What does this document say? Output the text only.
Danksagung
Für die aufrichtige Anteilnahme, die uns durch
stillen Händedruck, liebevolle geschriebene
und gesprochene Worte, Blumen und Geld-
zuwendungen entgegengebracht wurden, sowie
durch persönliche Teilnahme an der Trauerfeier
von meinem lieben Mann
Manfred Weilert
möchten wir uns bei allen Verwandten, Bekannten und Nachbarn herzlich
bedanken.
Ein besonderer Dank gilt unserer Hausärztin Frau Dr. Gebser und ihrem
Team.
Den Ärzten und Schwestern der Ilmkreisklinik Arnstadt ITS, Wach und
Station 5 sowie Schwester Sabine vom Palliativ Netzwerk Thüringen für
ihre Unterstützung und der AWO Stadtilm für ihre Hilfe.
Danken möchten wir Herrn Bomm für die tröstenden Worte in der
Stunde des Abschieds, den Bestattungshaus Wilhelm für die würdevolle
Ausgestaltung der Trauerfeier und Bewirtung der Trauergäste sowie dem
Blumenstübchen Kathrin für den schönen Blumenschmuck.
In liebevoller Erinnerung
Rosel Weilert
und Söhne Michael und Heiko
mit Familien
□ □ □ □ □ □ □
**AIM OF THE TASK**
Search the listing for the word "möchten" and return each line that holds it.

**RESPONSE**
möchten wir uns bei allen Verwandten, Bekannten und Nachbarn herzlich
Danken möchten wir Herrn Bomm für die tröstenden Worte in der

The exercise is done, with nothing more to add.